For a cell to grow and divide, it needs to produce new proteins. This also applies to cancer cells. In a new study published today in Science Advances, researchers at Karolinska Institutet in Sweden have investigated the protein eIF4A3 and its role in the growth of cancer cells. The study shows that by blocking or reducing the production of this protein, other processes arise that cause the growth and cell division of cancer cells to cease and eventually die.
The body’s normal cell division is carefully controlled, where genes in the cell regulate when it is time to start and stop cell division. Sometimes this balance is disturbed and the cell continues to divide uninhibitedly. After some time, a small collection of cells develops — cancer may be about to form.
“When a cell grows, new proteins are produced, among other things, through the translation of the cell’s DNA information into mRNA, which forms the basis for the creation of proteins. The cell also needs to manufacture rRNA for the cell’s small factories, the ribosomes, which are responsible for producing proteins,” says Associate Professor Mikael Lindström, co-author and part of Professor Jiri Bartek’s research group at the Department of Medical Biochemistry and Biophysics who conducted the study.
In the study, the research group investigated cultured cancer cells and cancer tissue where the eIF4A3 protein’s expression was high compared to normal tissue. By adding synthetically produced small molecules that can later be further developed into finished drugs, the production of eIF4A3 can be checked. The researchers then discovered two distinct changes in the cancer cells.
“Firstly, we saw that the blocking of eIF4A3 activated the protein p53, a protein that has an important role to play in fighting cancer cells,” says Dimitris Kanellis, a postdoctoral fellow at the Department of Medical Biochemistry and Biophysics, and the first author of the study.
However, one challenge with many types of tumours is that the positive functions of the p53 protein are counteracted by another protein, MDM2.

..............................

Tasks and exercises:
[A] Can you condense the paragraph of the eIF4A3 article beginning "In the study, the research group investigated" into a short bulleted list of its main facts?
[B] Would you carry on the eIF4A3 article, picking up after its last sentence?

(Records from a data source)

..............................

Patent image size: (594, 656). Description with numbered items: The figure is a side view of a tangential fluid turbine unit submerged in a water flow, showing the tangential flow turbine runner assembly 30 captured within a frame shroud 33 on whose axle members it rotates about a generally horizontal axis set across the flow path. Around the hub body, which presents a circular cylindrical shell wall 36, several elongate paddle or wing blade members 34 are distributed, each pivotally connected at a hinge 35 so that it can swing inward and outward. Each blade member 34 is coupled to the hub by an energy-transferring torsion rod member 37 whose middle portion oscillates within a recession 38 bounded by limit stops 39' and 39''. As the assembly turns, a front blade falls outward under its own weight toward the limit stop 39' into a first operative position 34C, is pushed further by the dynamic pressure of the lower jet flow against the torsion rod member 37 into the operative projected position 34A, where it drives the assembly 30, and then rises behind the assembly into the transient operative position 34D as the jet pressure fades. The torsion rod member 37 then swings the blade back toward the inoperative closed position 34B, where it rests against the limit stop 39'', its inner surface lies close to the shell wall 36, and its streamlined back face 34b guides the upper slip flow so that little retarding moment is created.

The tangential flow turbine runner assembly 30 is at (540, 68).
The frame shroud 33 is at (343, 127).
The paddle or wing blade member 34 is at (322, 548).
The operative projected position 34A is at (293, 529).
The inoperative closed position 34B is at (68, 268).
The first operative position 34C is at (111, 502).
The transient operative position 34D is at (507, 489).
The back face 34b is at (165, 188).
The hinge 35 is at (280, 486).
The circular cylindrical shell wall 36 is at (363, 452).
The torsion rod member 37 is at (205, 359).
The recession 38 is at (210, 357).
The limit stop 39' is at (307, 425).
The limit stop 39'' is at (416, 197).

..............................

Your responses:
[A]
- The group studied cultured cancer cells and cancer tissue in which eIF4A3 was expressed at high levels compared with normal tissue.
- They added synthetically produced small molecules, which could later be developed into finished drugs, to check the production of eIF4A3.
- The researchers then found two distinct changes in the cancer cells.

[B]
“Interestingly, we noted that the blocking eIF4A3 also meant that the MDM2 protein changed. This change helps to maintain and strengthen p53 and can be beneficial when we want to inhibit the growth of cancer cells,” continues Dimitris Kanellis.
The main conclusions of the study indicate that depletion or inhibition of eIF4A3 activates p53, alters the manufacturing process of proteins by disrupting ribosome biogenesis, and thereby inhibits the growth of cancer cells. Knowledge of the importance of the eIF4A3 protein opens up new opportunities for better and more effective treatment of cancer patients.
“The discovery is very relevant as this type of targeted treatment may represent a new possible approach in chemotherapy, for example in colon cancer where cancer cells often have a high level of ribosomes and rapid growth. Another example is a sarcoma, cancer of the body’s support tissues, where we know that sometimes there is an overproduction of MDM2. This increases the chances of more effective treatment,” says Associate Professor Mikael Lindström and Professor Jiri Bartek, corresponding authors in the study.
These findings provide an important foundation for further studies. However, since the study has mainly been carried out in cultured cancer cells and clinical tumour material, it remains to be seen how the blocking of eIF4A3 will affect the growth of cancer in vivo.
“There may also be synergies between the chemical compounds that block eIF4A3 and drugs that are already used to treat cancer that we will now research further,” concludes Mikael Lindström.
The research was funded by the Swedish Research Council, the Cancer Foundation, the Swedish Childhood Cancer Foundation, ERC, and Karolinska Institutet.